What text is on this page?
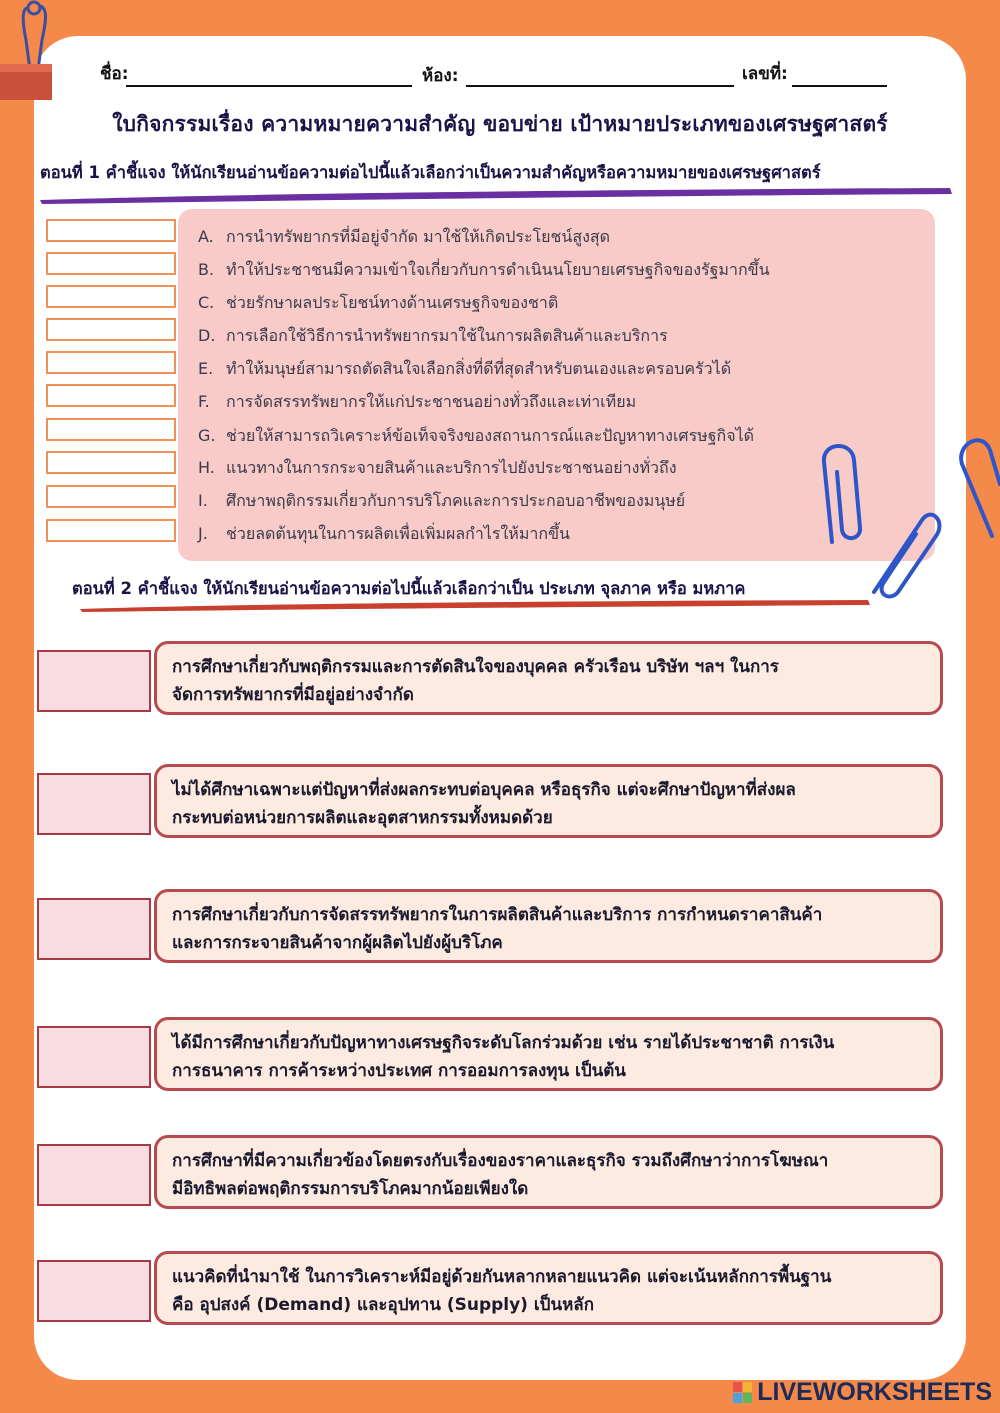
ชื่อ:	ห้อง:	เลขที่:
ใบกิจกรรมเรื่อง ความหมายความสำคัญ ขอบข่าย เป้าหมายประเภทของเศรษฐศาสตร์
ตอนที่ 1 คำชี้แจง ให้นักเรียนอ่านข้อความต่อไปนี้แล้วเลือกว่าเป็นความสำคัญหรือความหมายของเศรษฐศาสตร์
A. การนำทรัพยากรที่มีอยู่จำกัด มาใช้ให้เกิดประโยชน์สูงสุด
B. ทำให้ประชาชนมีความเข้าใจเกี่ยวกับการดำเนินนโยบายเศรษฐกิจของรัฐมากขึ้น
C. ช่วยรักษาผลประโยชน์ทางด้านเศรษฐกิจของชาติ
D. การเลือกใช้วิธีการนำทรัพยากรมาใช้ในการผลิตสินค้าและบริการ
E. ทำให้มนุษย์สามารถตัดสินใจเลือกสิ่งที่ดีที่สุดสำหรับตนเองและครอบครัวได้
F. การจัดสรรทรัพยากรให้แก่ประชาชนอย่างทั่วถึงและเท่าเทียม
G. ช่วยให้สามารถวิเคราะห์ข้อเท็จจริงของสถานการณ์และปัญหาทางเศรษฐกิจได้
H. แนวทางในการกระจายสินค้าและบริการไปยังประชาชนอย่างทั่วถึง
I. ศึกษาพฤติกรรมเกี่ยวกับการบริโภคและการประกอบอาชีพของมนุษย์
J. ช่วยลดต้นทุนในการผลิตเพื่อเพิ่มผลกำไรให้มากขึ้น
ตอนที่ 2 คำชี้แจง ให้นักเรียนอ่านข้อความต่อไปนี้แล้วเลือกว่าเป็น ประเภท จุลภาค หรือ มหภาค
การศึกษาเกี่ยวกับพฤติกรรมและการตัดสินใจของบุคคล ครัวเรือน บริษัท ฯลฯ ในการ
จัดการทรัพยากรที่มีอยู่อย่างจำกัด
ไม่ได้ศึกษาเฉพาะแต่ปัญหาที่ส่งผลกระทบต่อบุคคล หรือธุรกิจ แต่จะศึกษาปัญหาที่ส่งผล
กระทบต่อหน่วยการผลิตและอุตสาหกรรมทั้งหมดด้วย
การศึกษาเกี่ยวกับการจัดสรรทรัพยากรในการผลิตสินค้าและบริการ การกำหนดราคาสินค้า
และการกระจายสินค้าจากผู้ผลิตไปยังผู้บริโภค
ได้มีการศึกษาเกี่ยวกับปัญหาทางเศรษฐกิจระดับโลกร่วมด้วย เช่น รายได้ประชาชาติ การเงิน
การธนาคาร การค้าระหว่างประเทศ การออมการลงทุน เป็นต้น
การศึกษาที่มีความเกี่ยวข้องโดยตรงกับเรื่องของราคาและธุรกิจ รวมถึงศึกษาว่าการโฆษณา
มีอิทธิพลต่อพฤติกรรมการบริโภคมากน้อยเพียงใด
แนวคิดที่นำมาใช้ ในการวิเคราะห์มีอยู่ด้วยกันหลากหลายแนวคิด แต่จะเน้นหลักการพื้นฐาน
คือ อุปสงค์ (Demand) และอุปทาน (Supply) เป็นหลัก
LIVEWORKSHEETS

□ □ □ □ □

What the task requires: Reproduce each entry precisely, dropping only the pictures.

Problem solution:
What text is on this page?
ชื่อ:	ห้อง:	เลขที่:
ใบกิจกรรมเรื่อง ความหมายความสำคัญ ขอบข่าย เป้าหมายประเภทของเศรษฐศาสตร์
ตอนที่ 1 คำชี้แจง ให้นักเรียนอ่านข้อความต่อไปนี้แล้วเลือกว่าเป็นความสำคัญหรือความหมายของเศรษฐศาสตร์
A. การนำทรัพยากรที่มีอยู่จำกัด มาใช้ให้เกิดประโยชน์สูงสุด
B. ทำให้ประชาชนมีความเข้าใจเกี่ยวกับการดำเนินนโยบายเศรษฐกิจของรัฐมากขึ้น
C. ช่วยรักษาผลประโยชน์ทางด้านเศรษฐกิจของชาติ
D. การเลือกใช้วิธีการนำทรัพยากรมาใช้ในการผลิตสินค้าและบริการ
E. ทำให้มนุษย์สามารถตัดสินใจเลือกสิ่งที่ดีที่สุดสำหรับตนเองและครอบครัวได้
F. การจัดสรรทรัพยากรให้แก่ประชาชนอย่างทั่วถึงและเท่าเทียม
G. ช่วยให้สามารถวิเคราะห์ข้อเท็จจริงของสถานการณ์และปัญหาทางเศรษฐกิจได้
H. แนวทางในการกระจายสินค้าและบริการไปยังประชาชนอย่างทั่วถึง
I. ศึกษาพฤติกรรมเกี่ยวกับการบริโภคและการประกอบอาชีพของมนุษย์
J. ช่วยลดต้นทุนในการผลิตเพื่อเพิ่มผลกำไรให้มากขึ้น
ตอนที่ 2 คำชี้แจง ให้นักเรียนอ่านข้อความต่อไปนี้แล้วเลือกว่าเป็น ประเภท จุลภาค หรือ มหภาค
การศึกษาเกี่ยวกับพฤติกรรมและการตัดสินใจของบุคคล ครัวเรือน บริษัท ฯลฯ ในการ
จัดการทรัพยากรที่มีอยู่อย่างจำกัด
ไม่ได้ศึกษาเฉพาะแต่ปัญหาที่ส่งผลกระทบต่อบุคคล หรือธุรกิจ แต่จะศึกษาปัญหาที่ส่งผล
กระทบต่อหน่วยการผลิตและอุตสาหกรรมทั้งหมดด้วย
การศึกษาเกี่ยวกับการจัดสรรทรัพยากรในการผลิตสินค้าและบริการ การกำหนดราคาสินค้า
และการกระจายสินค้าจากผู้ผลิตไปยังผู้บริโภค
ได้มีการศึกษาเกี่ยวกับปัญหาทางเศรษฐกิจระดับโลกร่วมด้วย เช่น รายได้ประชาชาติ การเงิน
การธนาคาร การค้าระหว่างประเทศ การออมการลงทุน เป็นต้น
การศึกษาที่มีความเกี่ยวข้องโดยตรงกับเรื่องของราคาและธุรกิจ รวมถึงศึกษาว่าการโฆษณา
มีอิทธิพลต่อพฤติกรรมการบริโภคมากน้อยเพียงใด
แนวคิดที่นำมาใช้ ในการวิเคราะห์มีอยู่ด้วยกันหลากหลายแนวคิด แต่จะเน้นหลักการพื้นฐาน
คือ อุปสงค์ (Demand) และอุปทาน (Supply) เป็นหลัก
LIVEWORKSHEETS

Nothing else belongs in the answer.